Repeat the material below word for word and leave out all pictures.

------------------------------------------------------------------------

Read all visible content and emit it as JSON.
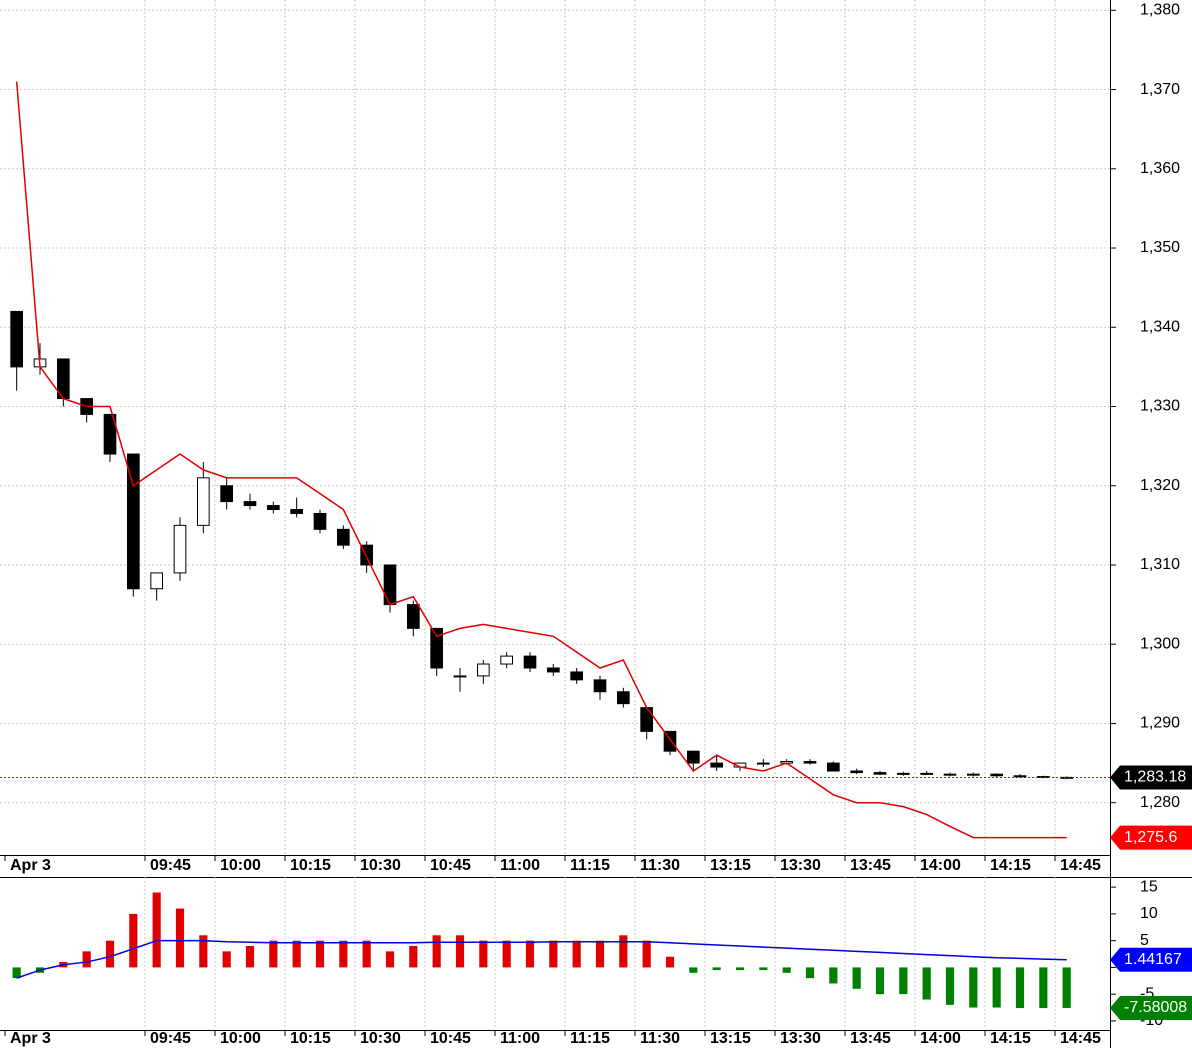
{
  "chart_data": [
    {
      "type": "candlestick",
      "categories": [
        "Apr 3",
        null,
        null,
        null,
        null,
        null,
        "09:45",
        null,
        null,
        "10:00",
        null,
        null,
        "10:15",
        null,
        null,
        "10:30",
        null,
        null,
        "10:45",
        null,
        null,
        "11:00",
        null,
        null,
        "11:15",
        null,
        null,
        "11:30",
        null,
        null,
        "13:15",
        null,
        null,
        "13:30",
        null,
        null,
        "13:45",
        null,
        null,
        "14:00",
        null,
        null,
        "14:15",
        null,
        null,
        "14:45"
      ],
      "open": [
        1342,
        1335,
        1336,
        1331,
        1329,
        1324,
        1307,
        1309,
        1315,
        1320,
        1318,
        1317.5,
        1317,
        1316.5,
        1314.5,
        1312.5,
        1310,
        1305,
        1302,
        1296,
        1296,
        1297.5,
        1298.5,
        1297,
        1296.5,
        1295.5,
        1294,
        1292,
        1289,
        1286.5,
        1285,
        1284.5,
        1285,
        1285,
        1285.2,
        1285,
        1284,
        1283.8,
        1283.6,
        1283.7,
        1283.6,
        1283.5,
        1283.6,
        1283.4,
        1283.3,
        1283.2
      ],
      "high": [
        1342,
        1338,
        1336,
        1331,
        1329,
        1324,
        1309,
        1316,
        1323,
        1321,
        1319,
        1318,
        1318.5,
        1317,
        1315,
        1313,
        1310,
        1305.5,
        1302,
        1297,
        1298,
        1299,
        1299,
        1297.5,
        1297,
        1296,
        1294.5,
        1292,
        1289,
        1286.5,
        1286,
        1285,
        1285.5,
        1285.5,
        1285.5,
        1285.2,
        1284.3,
        1284,
        1283.9,
        1284,
        1283.8,
        1283.8,
        1283.7,
        1283.6,
        1283.4,
        1283.3
      ],
      "low": [
        1332,
        1334,
        1330,
        1328,
        1323,
        1306,
        1305.5,
        1308,
        1314,
        1317,
        1317,
        1316.5,
        1316,
        1314,
        1312,
        1309,
        1304,
        1301,
        1296,
        1294,
        1295,
        1297,
        1296.5,
        1296,
        1295,
        1293,
        1292,
        1288,
        1286,
        1284,
        1284,
        1284,
        1284.5,
        1284.8,
        1284.8,
        1284,
        1283.6,
        1283.5,
        1283.4,
        1283.5,
        1283.3,
        1283.3,
        1283.2,
        1283.1,
        1283.1,
        1283.1
      ],
      "close": [
        1335,
        1336,
        1331,
        1329,
        1324,
        1307,
        1309,
        1315,
        1321,
        1318,
        1317.5,
        1317,
        1316.5,
        1314.5,
        1312.5,
        1310,
        1305,
        1302,
        1297,
        1296,
        1297.5,
        1298.5,
        1297,
        1296.5,
        1295.5,
        1294,
        1292.5,
        1289,
        1286.5,
        1285,
        1284.5,
        1285,
        1285,
        1285.2,
        1285,
        1284,
        1283.8,
        1283.6,
        1283.7,
        1283.6,
        1283.5,
        1283.6,
        1283.4,
        1283.3,
        1283.2,
        1283.18
      ],
      "color": "#000000",
      "overlay": {
        "color": "#e00000",
        "values": [
          1371,
          1335,
          1331,
          1330,
          1330,
          1320,
          1322,
          1324,
          1322,
          1321,
          1321,
          1321,
          1321,
          1319,
          1317,
          1311,
          1305,
          1306,
          1301,
          1302,
          1302.5,
          1302,
          1301.5,
          1301,
          1299,
          1297,
          1298,
          1292,
          1288,
          1284,
          1286,
          1284.5,
          1284,
          1285,
          1283,
          1281,
          1280,
          1280,
          1279.5,
          1278.5,
          1277,
          1275.6,
          1275.6,
          1275.6,
          1275.6,
          1275.6
        ]
      },
      "ylim": [
        1273.4,
        1381.3
      ],
      "yticks": [
        {
          "value": 1280,
          "label": "1,280"
        },
        {
          "value": 1290,
          "label": "1,290"
        },
        {
          "value": 1300,
          "label": "1,300"
        },
        {
          "value": 1310,
          "label": "1,310"
        },
        {
          "value": 1320,
          "label": "1,320"
        },
        {
          "value": 1330,
          "label": "1,330"
        },
        {
          "value": 1340,
          "label": "1,340"
        },
        {
          "value": 1350,
          "label": "1,350"
        },
        {
          "value": 1360,
          "label": "1,360"
        },
        {
          "value": 1370,
          "label": "1,370"
        },
        {
          "value": 1380,
          "label": "1,380"
        }
      ],
      "grid": true,
      "last_labels": [
        {
          "value": 1283.18,
          "label": "1,283.18",
          "color": "#000000"
        },
        {
          "value": 1275.6,
          "label": "1,275.6",
          "color": "#ff0000"
        }
      ]
    },
    {
      "type": "bar",
      "categories": [
        "Apr 3",
        null,
        null,
        null,
        null,
        null,
        "09:45",
        null,
        null,
        "10:00",
        null,
        null,
        "10:15",
        null,
        null,
        "10:30",
        null,
        null,
        "10:45",
        null,
        null,
        "11:00",
        null,
        null,
        "11:15",
        null,
        null,
        "11:30",
        null,
        null,
        "13:15",
        null,
        null,
        "13:30",
        null,
        null,
        "13:45",
        null,
        null,
        "14:00",
        null,
        null,
        "14:15",
        null,
        null,
        "14:45"
      ],
      "values": [
        -2,
        -1,
        1,
        3,
        5,
        10,
        14,
        11,
        6,
        3,
        4,
        5,
        5,
        5,
        5,
        5,
        3,
        4,
        6,
        6,
        5,
        5,
        5,
        5,
        5,
        5,
        6,
        5,
        2,
        -1,
        -0.5,
        -0.5,
        -0.5,
        -1,
        -2,
        -3,
        -4,
        -5,
        -5,
        -6,
        -7,
        -7.5,
        -7.5,
        -7.6,
        -7.6,
        -7.58008
      ],
      "color_up": "#e00000",
      "color_down": "#008000",
      "overlay": {
        "color": "#0000e0",
        "values": [
          -2,
          -0.5,
          0.5,
          1,
          2,
          3.5,
          5,
          5,
          5,
          4.8,
          4.7,
          4.6,
          4.6,
          4.6,
          4.6,
          4.6,
          4.6,
          4.6,
          4.7,
          4.7,
          4.7,
          4.7,
          4.7,
          4.8,
          4.8,
          4.8,
          4.8,
          4.8,
          4.6,
          4.4,
          4.2,
          4,
          3.8,
          3.6,
          3.4,
          3.2,
          3,
          2.8,
          2.6,
          2.4,
          2.2,
          2,
          1.8,
          1.7,
          1.55,
          1.44167
        ]
      },
      "ylim": [
        -11.7,
        16.9
      ],
      "yticks": [
        -10,
        -5,
        0,
        5,
        10,
        15
      ],
      "grid": true,
      "last_labels": [
        {
          "value": 1.44167,
          "label": "1.44167",
          "color": "#0000ff"
        },
        {
          "value": -7.58008,
          "label": "-7.58008",
          "color": "#008000"
        }
      ]
    }
  ]
}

------------------------------------------------------------------------

- **WORKED ANSWER**
Read all visible content and emit it as JSON.
{
  "chart_data": [
    {
      "type": "candlestick",
      "categories": [
        "Apr 3",
        null,
        null,
        null,
        null,
        null,
        "09:45",
        null,
        null,
        "10:00",
        null,
        null,
        "10:15",
        null,
        null,
        "10:30",
        null,
        null,
        "10:45",
        null,
        null,
        "11:00",
        null,
        null,
        "11:15",
        null,
        null,
        "11:30",
        null,
        null,
        "13:15",
        null,
        null,
        "13:30",
        null,
        null,
        "13:45",
        null,
        null,
        "14:00",
        null,
        null,
        "14:15",
        null,
        null,
        "14:45"
      ],
      "open": [
        1342,
        1335,
        1336,
        1331,
        1329,
        1324,
        1307,
        1309,
        1315,
        1320,
        1318,
        1317.5,
        1317,
        1316.5,
        1314.5,
        1312.5,
        1310,
        1305,
        1302,
        1296,
        1296,
        1297.5,
        1298.5,
        1297,
        1296.5,
        1295.5,
        1294,
        1292,
        1289,
        1286.5,
        1285,
        1284.5,
        1285,
        1285,
        1285.2,
        1285,
        1284,
        1283.8,
        1283.6,
        1283.7,
        1283.6,
        1283.5,
        1283.6,
        1283.4,
        1283.3,
        1283.2
      ],
      "high": [
        1342,
        1338,
        1336,
        1331,
        1329,
        1324,
        1309,
        1316,
        1323,
        1321,
        1319,
        1318,
        1318.5,
        1317,
        1315,
        1313,
        1310,
        1305.5,
        1302,
        1297,
        1298,
        1299,
        1299,
        1297.5,
        1297,
        1296,
        1294.5,
        1292,
        1289,
        1286.5,
        1286,
        1285,
        1285.5,
        1285.5,
        1285.5,
        1285.2,
        1284.3,
        1284,
        1283.9,
        1284,
        1283.8,
        1283.8,
        1283.7,
        1283.6,
        1283.4,
        1283.3
      ],
      "low": [
        1332,
        1334,
        1330,
        1328,
        1323,
        1306,
        1305.5,
        1308,
        1314,
        1317,
        1317,
        1316.5,
        1316,
        1314,
        1312,
        1309,
        1304,
        1301,
        1296,
        1294,
        1295,
        1297,
        1296.5,
        1296,
        1295,
        1293,
        1292,
        1288,
        1286,
        1284,
        1284,
        1284,
        1284.5,
        1284.8,
        1284.8,
        1284,
        1283.6,
        1283.5,
        1283.4,
        1283.5,
        1283.3,
        1283.3,
        1283.2,
        1283.1,
        1283.1,
        1283.1
      ],
      "close": [
        1335,
        1336,
        1331,
        1329,
        1324,
        1307,
        1309,
        1315,
        1321,
        1318,
        1317.5,
        1317,
        1316.5,
        1314.5,
        1312.5,
        1310,
        1305,
        1302,
        1297,
        1296,
        1297.5,
        1298.5,
        1297,
        1296.5,
        1295.5,
        1294,
        1292.5,
        1289,
        1286.5,
        1285,
        1284.5,
        1285,
        1285,
        1285.2,
        1285,
        1284,
        1283.8,
        1283.6,
        1283.7,
        1283.6,
        1283.5,
        1283.6,
        1283.4,
        1283.3,
        1283.2,
        1283.18
      ],
      "color": "#000000",
      "overlay": {
        "color": "#e00000",
        "values": [
          1371,
          1335,
          1331,
          1330,
          1330,
          1320,
          1322,
          1324,
          1322,
          1321,
          1321,
          1321,
          1321,
          1319,
          1317,
          1311,
          1305,
          1306,
          1301,
          1302,
          1302.5,
          1302,
          1301.5,
          1301,
          1299,
          1297,
          1298,
          1292,
          1288,
          1284,
          1286,
          1284.5,
          1284,
          1285,
          1283,
          1281,
          1280,
          1280,
          1279.5,
          1278.5,
          1277,
          1275.6,
          1275.6,
          1275.6,
          1275.6,
          1275.6
        ]
      },
      "ylim": [
        1273.4,
        1381.3
      ],
      "yticks": [
        {
          "value": 1280,
          "label": "1,280"
        },
        {
          "value": 1290,
          "label": "1,290"
        },
        {
          "value": 1300,
          "label": "1,300"
        },
        {
          "value": 1310,
          "label": "1,310"
        },
        {
          "value": 1320,
          "label": "1,320"
        },
        {
          "value": 1330,
          "label": "1,330"
        },
        {
          "value": 1340,
          "label": "1,340"
        },
        {
          "value": 1350,
          "label": "1,350"
        },
        {
          "value": 1360,
          "label": "1,360"
        },
        {
          "value": 1370,
          "label": "1,370"
        },
        {
          "value": 1380,
          "label": "1,380"
        }
      ],
      "grid": true,
      "last_labels": [
        {
          "value": 1283.18,
          "label": "1,283.18",
          "color": "#000000"
        },
        {
          "value": 1275.6,
          "label": "1,275.6",
          "color": "#ff0000"
        }
      ]
    },
    {
      "type": "bar",
      "categories": [
        "Apr 3",
        null,
        null,
        null,
        null,
        null,
        "09:45",
        null,
        null,
        "10:00",
        null,
        null,
        "10:15",
        null,
        null,
        "10:30",
        null,
        null,
        "10:45",
        null,
        null,
        "11:00",
        null,
        null,
        "11:15",
        null,
        null,
        "11:30",
        null,
        null,
        "13:15",
        null,
        null,
        "13:30",
        null,
        null,
        "13:45",
        null,
        null,
        "14:00",
        null,
        null,
        "14:15",
        null,
        null,
        "14:45"
      ],
      "values": [
        -2,
        -1,
        1,
        3,
        5,
        10,
        14,
        11,
        6,
        3,
        4,
        5,
        5,
        5,
        5,
        5,
        3,
        4,
        6,
        6,
        5,
        5,
        5,
        5,
        5,
        5,
        6,
        5,
        2,
        -1,
        -0.5,
        -0.5,
        -0.5,
        -1,
        -2,
        -3,
        -4,
        -5,
        -5,
        -6,
        -7,
        -7.5,
        -7.5,
        -7.6,
        -7.6,
        -7.58008
      ],
      "color_up": "#e00000",
      "color_down": "#008000",
      "overlay": {
        "color": "#0000e0",
        "values": [
          -2,
          -0.5,
          0.5,
          1,
          2,
          3.5,
          5,
          5,
          5,
          4.8,
          4.7,
          4.6,
          4.6,
          4.6,
          4.6,
          4.6,
          4.6,
          4.6,
          4.7,
          4.7,
          4.7,
          4.7,
          4.7,
          4.8,
          4.8,
          4.8,
          4.8,
          4.8,
          4.6,
          4.4,
          4.2,
          4,
          3.8,
          3.6,
          3.4,
          3.2,
          3,
          2.8,
          2.6,
          2.4,
          2.2,
          2,
          1.8,
          1.7,
          1.55,
          1.44167
        ]
      },
      "ylim": [
        -11.7,
        16.9
      ],
      "yticks": [
        -10,
        -5,
        0,
        5,
        10,
        15
      ],
      "grid": true,
      "last_labels": [
        {
          "value": 1.44167,
          "label": "1.44167",
          "color": "#0000ff"
        },
        {
          "value": -7.58008,
          "label": "-7.58008",
          "color": "#008000"
        }
      ]
    }
  ]
}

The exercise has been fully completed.